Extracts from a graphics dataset
+ + + + + + +
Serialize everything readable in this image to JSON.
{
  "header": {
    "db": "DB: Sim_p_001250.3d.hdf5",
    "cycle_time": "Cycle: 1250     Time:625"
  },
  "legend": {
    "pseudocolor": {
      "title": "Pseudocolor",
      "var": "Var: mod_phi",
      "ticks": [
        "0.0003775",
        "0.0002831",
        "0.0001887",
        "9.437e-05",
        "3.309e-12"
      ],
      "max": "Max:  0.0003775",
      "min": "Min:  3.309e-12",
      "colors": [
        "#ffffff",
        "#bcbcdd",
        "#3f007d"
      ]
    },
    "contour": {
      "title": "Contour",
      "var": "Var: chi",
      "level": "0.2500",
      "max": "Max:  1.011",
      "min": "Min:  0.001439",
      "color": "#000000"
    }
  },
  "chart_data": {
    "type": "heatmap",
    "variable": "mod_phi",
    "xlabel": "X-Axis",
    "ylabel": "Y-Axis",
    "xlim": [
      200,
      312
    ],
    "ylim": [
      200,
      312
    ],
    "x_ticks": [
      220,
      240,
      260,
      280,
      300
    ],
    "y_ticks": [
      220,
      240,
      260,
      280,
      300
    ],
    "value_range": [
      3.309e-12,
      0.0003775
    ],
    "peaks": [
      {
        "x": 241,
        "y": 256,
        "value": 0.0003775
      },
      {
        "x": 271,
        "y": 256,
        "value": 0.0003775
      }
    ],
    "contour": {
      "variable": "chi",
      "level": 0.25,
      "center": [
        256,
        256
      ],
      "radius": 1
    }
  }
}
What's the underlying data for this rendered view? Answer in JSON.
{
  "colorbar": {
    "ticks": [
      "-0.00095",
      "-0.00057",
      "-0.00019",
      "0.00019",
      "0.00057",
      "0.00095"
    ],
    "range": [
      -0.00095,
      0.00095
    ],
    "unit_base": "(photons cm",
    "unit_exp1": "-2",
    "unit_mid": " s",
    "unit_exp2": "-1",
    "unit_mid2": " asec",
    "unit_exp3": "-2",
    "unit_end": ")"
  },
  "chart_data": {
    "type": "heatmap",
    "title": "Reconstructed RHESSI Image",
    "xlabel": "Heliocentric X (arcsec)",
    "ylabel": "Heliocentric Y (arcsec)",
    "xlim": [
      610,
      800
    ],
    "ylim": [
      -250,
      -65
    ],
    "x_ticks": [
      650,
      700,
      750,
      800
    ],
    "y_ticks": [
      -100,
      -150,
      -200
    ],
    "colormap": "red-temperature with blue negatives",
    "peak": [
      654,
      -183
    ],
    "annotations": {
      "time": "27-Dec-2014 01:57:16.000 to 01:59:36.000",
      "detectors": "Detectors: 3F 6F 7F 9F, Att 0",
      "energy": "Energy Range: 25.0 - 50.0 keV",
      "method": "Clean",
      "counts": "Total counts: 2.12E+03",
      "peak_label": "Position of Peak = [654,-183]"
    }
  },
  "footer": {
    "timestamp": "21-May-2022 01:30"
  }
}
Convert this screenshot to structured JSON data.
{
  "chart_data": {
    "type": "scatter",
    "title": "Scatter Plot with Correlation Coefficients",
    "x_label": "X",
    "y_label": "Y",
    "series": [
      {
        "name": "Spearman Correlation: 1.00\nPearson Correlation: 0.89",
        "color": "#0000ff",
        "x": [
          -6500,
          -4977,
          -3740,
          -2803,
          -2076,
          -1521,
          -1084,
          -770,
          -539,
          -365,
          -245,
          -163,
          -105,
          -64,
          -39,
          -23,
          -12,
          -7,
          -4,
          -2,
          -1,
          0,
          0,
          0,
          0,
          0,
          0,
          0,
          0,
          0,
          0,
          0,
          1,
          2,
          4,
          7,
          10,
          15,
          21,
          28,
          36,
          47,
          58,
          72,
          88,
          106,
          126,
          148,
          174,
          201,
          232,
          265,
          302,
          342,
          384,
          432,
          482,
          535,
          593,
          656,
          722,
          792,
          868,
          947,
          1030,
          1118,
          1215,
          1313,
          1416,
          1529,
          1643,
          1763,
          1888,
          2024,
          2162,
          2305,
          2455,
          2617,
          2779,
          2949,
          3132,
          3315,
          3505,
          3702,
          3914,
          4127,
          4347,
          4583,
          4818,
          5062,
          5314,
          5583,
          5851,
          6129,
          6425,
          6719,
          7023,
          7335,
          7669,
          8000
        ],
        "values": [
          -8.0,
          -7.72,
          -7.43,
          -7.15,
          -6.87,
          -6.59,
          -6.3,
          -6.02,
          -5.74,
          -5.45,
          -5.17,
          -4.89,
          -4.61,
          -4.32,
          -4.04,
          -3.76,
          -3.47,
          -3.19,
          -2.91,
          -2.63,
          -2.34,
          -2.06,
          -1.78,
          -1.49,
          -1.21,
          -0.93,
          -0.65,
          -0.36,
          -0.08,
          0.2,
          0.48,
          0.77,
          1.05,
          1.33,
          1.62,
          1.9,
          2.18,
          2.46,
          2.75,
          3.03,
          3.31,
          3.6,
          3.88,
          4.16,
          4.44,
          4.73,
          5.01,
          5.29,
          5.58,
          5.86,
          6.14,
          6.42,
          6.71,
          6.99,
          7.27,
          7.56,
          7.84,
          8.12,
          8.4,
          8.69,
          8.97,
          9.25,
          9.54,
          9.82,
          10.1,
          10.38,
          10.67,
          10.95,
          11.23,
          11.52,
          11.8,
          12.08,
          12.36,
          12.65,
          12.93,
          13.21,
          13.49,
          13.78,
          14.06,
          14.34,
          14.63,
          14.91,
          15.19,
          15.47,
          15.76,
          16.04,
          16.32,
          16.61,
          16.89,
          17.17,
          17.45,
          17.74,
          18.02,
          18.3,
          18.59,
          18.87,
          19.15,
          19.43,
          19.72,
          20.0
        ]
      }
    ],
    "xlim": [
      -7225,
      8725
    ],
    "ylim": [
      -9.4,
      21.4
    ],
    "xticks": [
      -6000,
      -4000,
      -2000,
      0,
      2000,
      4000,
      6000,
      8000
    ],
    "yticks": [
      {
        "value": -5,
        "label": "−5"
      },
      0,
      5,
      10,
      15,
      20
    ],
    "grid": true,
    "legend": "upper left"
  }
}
+ + + + + + +
REQUIRED TASK:
Recopy all the lines exactly as they appear.

FINISHED ANSWER:
Serialize everything readable in this image to JSON.
{
  "header": {
    "db": "DB: Sim_p_001250.3d.hdf5",
    "cycle_time": "Cycle: 1250     Time:625"
  },
  "legend": {
    "pseudocolor": {
      "title": "Pseudocolor",
      "var": "Var: mod_phi",
      "ticks": [
        "0.0003775",
        "0.0002831",
        "0.0001887",
        "9.437e-05",
        "3.309e-12"
      ],
      "max": "Max:  0.0003775",
      "min": "Min:  3.309e-12",
      "colors": [
        "#ffffff",
        "#bcbcdd",
        "#3f007d"
      ]
    },
    "contour": {
      "title": "Contour",
      "var": "Var: chi",
      "level": "0.2500",
      "max": "Max:  1.011",
      "min": "Min:  0.001439",
      "color": "#000000"
    }
  },
  "chart_data": {
    "type": "heatmap",
    "variable": "mod_phi",
    "xlabel": "X-Axis",
    "ylabel": "Y-Axis",
    "xlim": [
      200,
      312
    ],
    "ylim": [
      200,
      312
    ],
    "x_ticks": [
      220,
      240,
      260,
      280,
      300
    ],
    "y_ticks": [
      220,
      240,
      260,
      280,
      300
    ],
    "value_range": [
      3.309e-12,
      0.0003775
    ],
    "peaks": [
      {
        "x": 241,
        "y": 256,
        "value": 0.0003775
      },
      {
        "x": 271,
        "y": 256,
        "value": 0.0003775
      }
    ],
    "contour": {
      "variable": "chi",
      "level": 0.25,
      "center": [
        256,
        256
      ],
      "radius": 1
    }
  }
}
What's the underlying data for this rendered view? Answer in JSON.
{
  "colorbar": {
    "ticks": [
      "-0.00095",
      "-0.00057",
      "-0.00019",
      "0.00019",
      "0.00057",
      "0.00095"
    ],
    "range": [
      -0.00095,
      0.00095
    ],
    "unit_base": "(photons cm",
    "unit_exp1": "-2",
    "unit_mid": " s",
    "unit_exp2": "-1",
    "unit_mid2": " asec",
    "unit_exp3": "-2",
    "unit_end": ")"
  },
  "chart_data": {
    "type": "heatmap",
    "title": "Reconstructed RHESSI Image",
    "xlabel": "Heliocentric X (arcsec)",
    "ylabel": "Heliocentric Y (arcsec)",
    "xlim": [
      610,
      800
    ],
    "ylim": [
      -250,
      -65
    ],
    "x_ticks": [
      650,
      700,
      750,
      800
    ],
    "y_ticks": [
      -100,
      -150,
      -200
    ],
    "colormap": "red-temperature with blue negatives",
    "peak": [
      654,
      -183
    ],
    "annotations": {
      "time": "27-Dec-2014 01:57:16.000 to 01:59:36.000",
      "detectors": "Detectors: 3F 6F 7F 9F, Att 0",
      "energy": "Energy Range: 25.0 - 50.0 keV",
      "method": "Clean",
      "counts": "Total counts: 2.12E+03",
      "peak_label": "Position of Peak = [654,-183]"
    }
  },
  "footer": {
    "timestamp": "21-May-2022 01:30"
  }
}
Convert this screenshot to structured JSON data.
{
  "chart_data": {
    "type": "scatter",
    "title": "Scatter Plot with Correlation Coefficients",
    "x_label": "X",
    "y_label": "Y",
    "series": [
      {
        "name": "Spearman Correlation: 1.00\nPearson Correlation: 0.89",
        "color": "#0000ff",
        "x": [
          -6500,
          -4977,
          -3740,
          -2803,
          -2076,
          -1521,
          -1084,
          -770,
          -539,
          -365,
          -245,
          -163,
          -105,
          -64,
          -39,
          -23,
          -12,
          -7,
          -4,
          -2,
          -1,
          0,
          0,
          0,
          0,
          0,
          0,
          0,
          0,
          0,
          0,
          0,
          1,
          2,
          4,
          7,
          10,
          15,
          21,
          28,
          36,
          47,
          58,
          72,
          88,
          106,
          126,
          148,
          174,
          201,
          232,
          265,
          302,
          342,
          384,
          432,
          482,
          535,
          593,
          656,
          722,
          792,
          868,
          947,
          1030,
          1118,
          1215,
          1313,
          1416,
          1529,
          1643,
          1763,
          1888,
          2024,
          2162,
          2305,
          2455,
          2617,
          2779,
          2949,
          3132,
          3315,
          3505,
          3702,
          3914,
          4127,
          4347,
          4583,
          4818,
          5062,
          5314,
          5583,
          5851,
          6129,
          6425,
          6719,
          7023,
          7335,
          7669,
          8000
        ],
        "values": [
          -8.0,
          -7.72,
          -7.43,
          -7.15,
          -6.87,
          -6.59,
          -6.3,
          -6.02,
          -5.74,
          -5.45,
          -5.17,
          -4.89,
          -4.61,
          -4.32,
          -4.04,
          -3.76,
          -3.47,
          -3.19,
          -2.91,
          -2.63,
          -2.34,
          -2.06,
          -1.78,
          -1.49,
          -1.21,
          -0.93,
          -0.65,
          -0.36,
          -0.08,
          0.2,
          0.48,
          0.77,
          1.05,
          1.33,
          1.62,
          1.9,
          2.18,
          2.46,
          2.75,
          3.03,
          3.31,
          3.6,
          3.88,
          4.16,
          4.44,
          4.73,
          5.01,
          5.29,
          5.58,
          5.86,
          6.14,
          6.42,
          6.71,
          6.99,
          7.27,
          7.56,
          7.84,
          8.12,
          8.4,
          8.69,
          8.97,
          9.25,
          9.54,
          9.82,
          10.1,
          10.38,
          10.67,
          10.95,
          11.23,
          11.52,
          11.8,
          12.08,
          12.36,
          12.65,
          12.93,
          13.21,
          13.49,
          13.78,
          14.06,
          14.34,
          14.63,
          14.91,
          15.19,
          15.47,
          15.76,
          16.04,
          16.32,
          16.61,
          16.89,
          17.17,
          17.45,
          17.74,
          18.02,
          18.3,
          18.59,
          18.87,
          19.15,
          19.43,
          19.72,
          20.0
        ]
      }
    ],
    "xlim": [
      -7225,
      8725
    ],
    "ylim": [
      -9.4,
      21.4
    ],
    "xticks": [
      -6000,
      -4000,
      -2000,
      0,
      2000,
      4000,
      6000,
      8000
    ],
    "yticks": [
      {
        "value": -5,
        "label": "−5"
      },
      0,
      5,
      10,
      15,
      20
    ],
    "grid": true,
    "legend": "upper left"
  }
}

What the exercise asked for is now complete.